> **RECORDS TO USE**
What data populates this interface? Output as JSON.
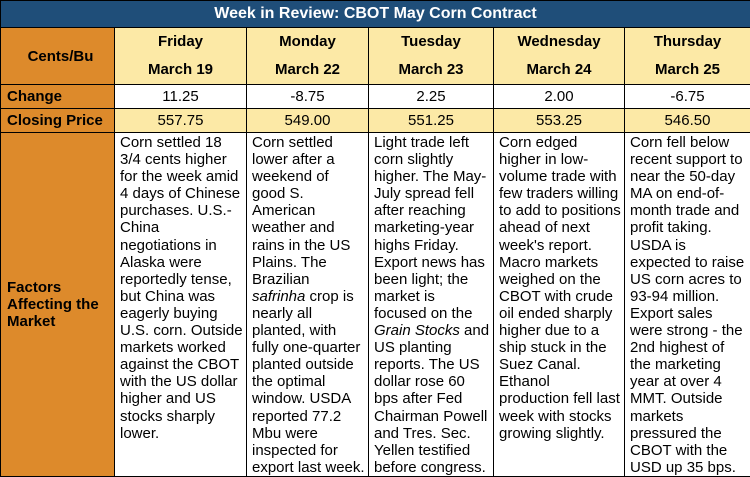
{
  "title": "Week in Review: CBOT May Corn Contract",
  "row_labels": {
    "unit": "Cents/Bu",
    "change": "Change",
    "closing_price": "Closing Price",
    "factors_line1": "Factors",
    "factors_line2": "Affecting the",
    "factors_line3": "Market"
  },
  "days": [
    {
      "day": "Friday",
      "date": "March 19",
      "change": "11.25",
      "close": "557.75",
      "factors": [
        {
          "t": "Corn settled 18 3/4 cents higher for the week amid 4 days of Chinese purchases. U.S.-China negotiations in Alaska were reportedly tense, but China was eagerly buying U.S. corn. Outside markets worked against the CBOT with the US dollar higher and US stocks sharply lower."
        }
      ]
    },
    {
      "day": "Monday",
      "date": "March 22",
      "change": "-8.75",
      "close": "549.00",
      "factors": [
        {
          "t": "Corn settled lower after a weekend of good S. American weather and rains in the US Plains. The Brazilian "
        },
        {
          "t": "safrinha",
          "i": true
        },
        {
          "t": " crop is nearly all planted, with fully one-quarter planted outside the optimal window. USDA reported 77.2 Mbu were inspected for export last week."
        }
      ]
    },
    {
      "day": "Tuesday",
      "date": "March 23",
      "change": "2.25",
      "close": "551.25",
      "factors": [
        {
          "t": "Light trade left corn slightly higher. The May-July spread fell after reaching marketing-year highs Friday. Export news has been light; the market is focused on the "
        },
        {
          "t": "Grain Stocks",
          "i": true
        },
        {
          "t": " and US planting reports. The US dollar rose 60 bps after Fed Chairman Powell and Tres. Sec. Yellen testified before congress."
        }
      ]
    },
    {
      "day": "Wednesday",
      "date": "March 24",
      "change": "2.00",
      "close": "553.25",
      "factors": [
        {
          "t": "Corn edged higher in low-volume trade with few traders willing to add to positions ahead of next week's report. Macro markets weighed on the CBOT with crude oil ended sharply higher due to a ship stuck in the Suez Canal. Ethanol production fell last week with stocks growing slightly."
        }
      ]
    },
    {
      "day": "Thursday",
      "date": "March 25",
      "change": "-6.75",
      "close": "546.50",
      "factors": [
        {
          "t": "Corn fell below recent support to near the 50-day MA on end-of-month trade and profit taking. USDA is expected to raise  US corn acres to 93-94 million. Export sales were strong - the 2nd highest of the marketing year at over 4 MMT. Outside markets pressured the CBOT with the USD up 35 bps."
        }
      ]
    }
  ]
}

> **DIRECTIVE**
Give back each entry exactly as it appears, with no pictures.

> **ANSWER FOR THIS EXERCISE**
What data populates this interface? Output as JSON.
{
  "title": "Week in Review: CBOT May Corn Contract",
  "row_labels": {
    "unit": "Cents/Bu",
    "change": "Change",
    "closing_price": "Closing Price",
    "factors_line1": "Factors",
    "factors_line2": "Affecting the",
    "factors_line3": "Market"
  },
  "days": [
    {
      "day": "Friday",
      "date": "March 19",
      "change": "11.25",
      "close": "557.75",
      "factors": [
        {
          "t": "Corn settled 18 3/4 cents higher for the week amid 4 days of Chinese purchases. U.S.-China negotiations in Alaska were reportedly tense, but China was eagerly buying U.S. corn. Outside markets worked against the CBOT with the US dollar higher and US stocks sharply lower."
        }
      ]
    },
    {
      "day": "Monday",
      "date": "March 22",
      "change": "-8.75",
      "close": "549.00",
      "factors": [
        {
          "t": "Corn settled lower after a weekend of good S. American weather and rains in the US Plains. The Brazilian "
        },
        {
          "t": "safrinha",
          "i": true
        },
        {
          "t": " crop is nearly all planted, with fully one-quarter planted outside the optimal window. USDA reported 77.2 Mbu were inspected for export last week."
        }
      ]
    },
    {
      "day": "Tuesday",
      "date": "March 23",
      "change": "2.25",
      "close": "551.25",
      "factors": [
        {
          "t": "Light trade left corn slightly higher. The May-July spread fell after reaching marketing-year highs Friday. Export news has been light; the market is focused on the "
        },
        {
          "t": "Grain Stocks",
          "i": true
        },
        {
          "t": " and US planting reports. The US dollar rose 60 bps after Fed Chairman Powell and Tres. Sec. Yellen testified before congress."
        }
      ]
    },
    {
      "day": "Wednesday",
      "date": "March 24",
      "change": "2.00",
      "close": "553.25",
      "factors": [
        {
          "t": "Corn edged higher in low-volume trade with few traders willing to add to positions ahead of next week's report. Macro markets weighed on the CBOT with crude oil ended sharply higher due to a ship stuck in the Suez Canal. Ethanol production fell last week with stocks growing slightly."
        }
      ]
    },
    {
      "day": "Thursday",
      "date": "March 25",
      "change": "-6.75",
      "close": "546.50",
      "factors": [
        {
          "t": "Corn fell below recent support to near the 50-day MA on end-of-month trade and profit taking. USDA is expected to raise  US corn acres to 93-94 million. Export sales were strong - the 2nd highest of the marketing year at over 4 MMT. Outside markets pressured the CBOT with the USD up 35 bps."
        }
      ]
    }
  ]
}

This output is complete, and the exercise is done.